(Stored data entries)
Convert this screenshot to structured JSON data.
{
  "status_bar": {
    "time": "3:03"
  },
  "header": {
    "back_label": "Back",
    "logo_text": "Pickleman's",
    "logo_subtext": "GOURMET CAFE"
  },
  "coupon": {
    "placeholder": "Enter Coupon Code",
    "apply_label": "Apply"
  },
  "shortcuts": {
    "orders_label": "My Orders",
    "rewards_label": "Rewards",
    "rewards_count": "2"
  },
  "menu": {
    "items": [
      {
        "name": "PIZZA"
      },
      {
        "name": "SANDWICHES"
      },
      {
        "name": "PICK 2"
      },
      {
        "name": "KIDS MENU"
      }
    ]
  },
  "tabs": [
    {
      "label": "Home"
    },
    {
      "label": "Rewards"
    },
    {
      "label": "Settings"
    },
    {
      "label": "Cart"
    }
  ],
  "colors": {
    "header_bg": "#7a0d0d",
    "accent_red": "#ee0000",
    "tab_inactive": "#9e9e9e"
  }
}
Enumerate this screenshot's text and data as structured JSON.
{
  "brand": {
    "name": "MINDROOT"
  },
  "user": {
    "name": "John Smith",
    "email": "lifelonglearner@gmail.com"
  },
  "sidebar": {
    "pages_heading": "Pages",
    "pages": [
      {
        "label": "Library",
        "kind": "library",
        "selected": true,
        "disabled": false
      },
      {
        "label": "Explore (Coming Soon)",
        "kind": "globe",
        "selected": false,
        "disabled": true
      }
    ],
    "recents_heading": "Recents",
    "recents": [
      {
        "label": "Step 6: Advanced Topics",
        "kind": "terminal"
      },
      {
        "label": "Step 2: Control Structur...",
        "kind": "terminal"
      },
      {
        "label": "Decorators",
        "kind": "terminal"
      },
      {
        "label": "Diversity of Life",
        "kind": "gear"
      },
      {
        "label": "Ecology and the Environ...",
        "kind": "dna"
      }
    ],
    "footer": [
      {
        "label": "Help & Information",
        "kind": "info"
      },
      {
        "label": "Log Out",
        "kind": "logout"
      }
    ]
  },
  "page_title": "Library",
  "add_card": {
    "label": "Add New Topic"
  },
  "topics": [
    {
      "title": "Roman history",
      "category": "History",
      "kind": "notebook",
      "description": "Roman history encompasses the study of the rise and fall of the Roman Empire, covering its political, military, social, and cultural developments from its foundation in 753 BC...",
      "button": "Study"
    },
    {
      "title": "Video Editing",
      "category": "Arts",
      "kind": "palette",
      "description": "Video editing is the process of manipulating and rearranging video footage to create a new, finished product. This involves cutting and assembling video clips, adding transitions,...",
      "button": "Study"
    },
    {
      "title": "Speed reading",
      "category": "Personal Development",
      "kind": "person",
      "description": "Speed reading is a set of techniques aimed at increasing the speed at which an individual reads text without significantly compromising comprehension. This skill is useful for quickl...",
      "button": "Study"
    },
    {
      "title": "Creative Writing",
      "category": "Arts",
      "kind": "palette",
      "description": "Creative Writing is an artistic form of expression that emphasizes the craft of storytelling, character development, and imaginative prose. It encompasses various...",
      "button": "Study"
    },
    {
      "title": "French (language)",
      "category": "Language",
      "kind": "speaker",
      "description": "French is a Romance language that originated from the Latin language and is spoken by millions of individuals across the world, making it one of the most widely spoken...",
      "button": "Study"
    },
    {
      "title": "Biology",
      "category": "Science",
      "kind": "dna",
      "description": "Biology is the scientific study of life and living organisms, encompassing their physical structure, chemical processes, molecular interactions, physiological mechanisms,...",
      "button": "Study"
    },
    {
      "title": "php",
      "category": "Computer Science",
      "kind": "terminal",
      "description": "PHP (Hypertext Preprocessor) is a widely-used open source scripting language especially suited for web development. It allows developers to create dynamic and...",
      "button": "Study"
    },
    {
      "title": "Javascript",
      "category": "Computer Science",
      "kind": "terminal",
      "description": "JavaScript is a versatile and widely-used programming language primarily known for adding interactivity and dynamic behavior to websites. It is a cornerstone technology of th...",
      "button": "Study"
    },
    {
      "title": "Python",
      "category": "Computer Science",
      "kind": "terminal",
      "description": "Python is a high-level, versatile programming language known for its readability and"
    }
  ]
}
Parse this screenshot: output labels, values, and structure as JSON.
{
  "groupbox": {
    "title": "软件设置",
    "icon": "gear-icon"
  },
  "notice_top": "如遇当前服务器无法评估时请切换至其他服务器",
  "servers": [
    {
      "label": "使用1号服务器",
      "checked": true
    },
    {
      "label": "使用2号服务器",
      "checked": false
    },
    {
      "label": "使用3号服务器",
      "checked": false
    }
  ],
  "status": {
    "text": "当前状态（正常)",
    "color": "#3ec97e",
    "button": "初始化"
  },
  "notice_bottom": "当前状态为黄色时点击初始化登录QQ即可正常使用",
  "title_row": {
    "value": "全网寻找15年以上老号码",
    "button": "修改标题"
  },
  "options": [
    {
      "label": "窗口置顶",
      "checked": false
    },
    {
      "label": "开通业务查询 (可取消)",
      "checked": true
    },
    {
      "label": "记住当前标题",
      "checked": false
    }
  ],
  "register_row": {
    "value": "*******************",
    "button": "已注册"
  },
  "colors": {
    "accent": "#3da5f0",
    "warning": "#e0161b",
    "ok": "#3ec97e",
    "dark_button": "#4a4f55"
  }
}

EXERCISE DIRECTIONS :: Transcribe the material above word for word.

SOLVED EXERCISE ::
Convert this screenshot to structured JSON data.
{
  "status_bar": {
    "time": "3:03"
  },
  "header": {
    "back_label": "Back",
    "logo_text": "Pickleman's",
    "logo_subtext": "GOURMET CAFE"
  },
  "coupon": {
    "placeholder": "Enter Coupon Code",
    "apply_label": "Apply"
  },
  "shortcuts": {
    "orders_label": "My Orders",
    "rewards_label": "Rewards",
    "rewards_count": "2"
  },
  "menu": {
    "items": [
      {
        "name": "PIZZA"
      },
      {
        "name": "SANDWICHES"
      },
      {
        "name": "PICK 2"
      },
      {
        "name": "KIDS MENU"
      }
    ]
  },
  "tabs": [
    {
      "label": "Home"
    },
    {
      "label": "Rewards"
    },
    {
      "label": "Settings"
    },
    {
      "label": "Cart"
    }
  ],
  "colors": {
    "header_bg": "#7a0d0d",
    "accent_red": "#ee0000",
    "tab_inactive": "#9e9e9e"
  }
}
Enumerate this screenshot's text and data as structured JSON.
{
  "brand": {
    "name": "MINDROOT"
  },
  "user": {
    "name": "John Smith",
    "email": "lifelonglearner@gmail.com"
  },
  "sidebar": {
    "pages_heading": "Pages",
    "pages": [
      {
        "label": "Library",
        "kind": "library",
        "selected": true,
        "disabled": false
      },
      {
        "label": "Explore (Coming Soon)",
        "kind": "globe",
        "selected": false,
        "disabled": true
      }
    ],
    "recents_heading": "Recents",
    "recents": [
      {
        "label": "Step 6: Advanced Topics",
        "kind": "terminal"
      },
      {
        "label": "Step 2: Control Structur...",
        "kind": "terminal"
      },
      {
        "label": "Decorators",
        "kind": "terminal"
      },
      {
        "label": "Diversity of Life",
        "kind": "gear"
      },
      {
        "label": "Ecology and the Environ...",
        "kind": "dna"
      }
    ],
    "footer": [
      {
        "label": "Help & Information",
        "kind": "info"
      },
      {
        "label": "Log Out",
        "kind": "logout"
      }
    ]
  },
  "page_title": "Library",
  "add_card": {
    "label": "Add New Topic"
  },
  "topics": [
    {
      "title": "Roman history",
      "category": "History",
      "kind": "notebook",
      "description": "Roman history encompasses the study of the rise and fall of the Roman Empire, covering its political, military, social, and cultural developments from its foundation in 753 BC...",
      "button": "Study"
    },
    {
      "title": "Video Editing",
      "category": "Arts",
      "kind": "palette",
      "description": "Video editing is the process of manipulating and rearranging video footage to create a new, finished product. This involves cutting and assembling video clips, adding transitions,...",
      "button": "Study"
    },
    {
      "title": "Speed reading",
      "category": "Personal Development",
      "kind": "person",
      "description": "Speed reading is a set of techniques aimed at increasing the speed at which an individual reads text without significantly compromising comprehension. This skill is useful for quickl...",
      "button": "Study"
    },
    {
      "title": "Creative Writing",
      "category": "Arts",
      "kind": "palette",
      "description": "Creative Writing is an artistic form of expression that emphasizes the craft of storytelling, character development, and imaginative prose. It encompasses various...",
      "button": "Study"
    },
    {
      "title": "French (language)",
      "category": "Language",
      "kind": "speaker",
      "description": "French is a Romance language that originated from the Latin language and is spoken by millions of individuals across the world, making it one of the most widely spoken...",
      "button": "Study"
    },
    {
      "title": "Biology",
      "category": "Science",
      "kind": "dna",
      "description": "Biology is the scientific study of life and living organisms, encompassing their physical structure, chemical processes, molecular interactions, physiological mechanisms,...",
      "button": "Study"
    },
    {
      "title": "php",
      "category": "Computer Science",
      "kind": "terminal",
      "description": "PHP (Hypertext Preprocessor) is a widely-used open source scripting language especially suited for web development. It allows developers to create dynamic and...",
      "button": "Study"
    },
    {
      "title": "Javascript",
      "category": "Computer Science",
      "kind": "terminal",
      "description": "JavaScript is a versatile and widely-used programming language primarily known for adding interactivity and dynamic behavior to websites. It is a cornerstone technology of th...",
      "button": "Study"
    },
    {
      "title": "Python",
      "category": "Computer Science",
      "kind": "terminal",
      "description": "Python is a high-level, versatile programming language known for its readability and"
    }
  ]
}
Parse this screenshot: output labels, values, and structure as JSON.
{
  "groupbox": {
    "title": "软件设置",
    "icon": "gear-icon"
  },
  "notice_top": "如遇当前服务器无法评估时请切换至其他服务器",
  "servers": [
    {
      "label": "使用1号服务器",
      "checked": true
    },
    {
      "label": "使用2号服务器",
      "checked": false
    },
    {
      "label": "使用3号服务器",
      "checked": false
    }
  ],
  "status": {
    "text": "当前状态（正常)",
    "color": "#3ec97e",
    "button": "初始化"
  },
  "notice_bottom": "当前状态为黄色时点击初始化登录QQ即可正常使用",
  "title_row": {
    "value": "全网寻找15年以上老号码",
    "button": "修改标题"
  },
  "options": [
    {
      "label": "窗口置顶",
      "checked": false
    },
    {
      "label": "开通业务查询 (可取消)",
      "checked": true
    },
    {
      "label": "记住当前标题",
      "checked": false
    }
  ],
  "register_row": {
    "value": "*******************",
    "button": "已注册"
  },
  "colors": {
    "accent": "#3da5f0",
    "warning": "#e0161b",
    "ok": "#3ec97e",
    "dark_button": "#4a4f55"
  }
}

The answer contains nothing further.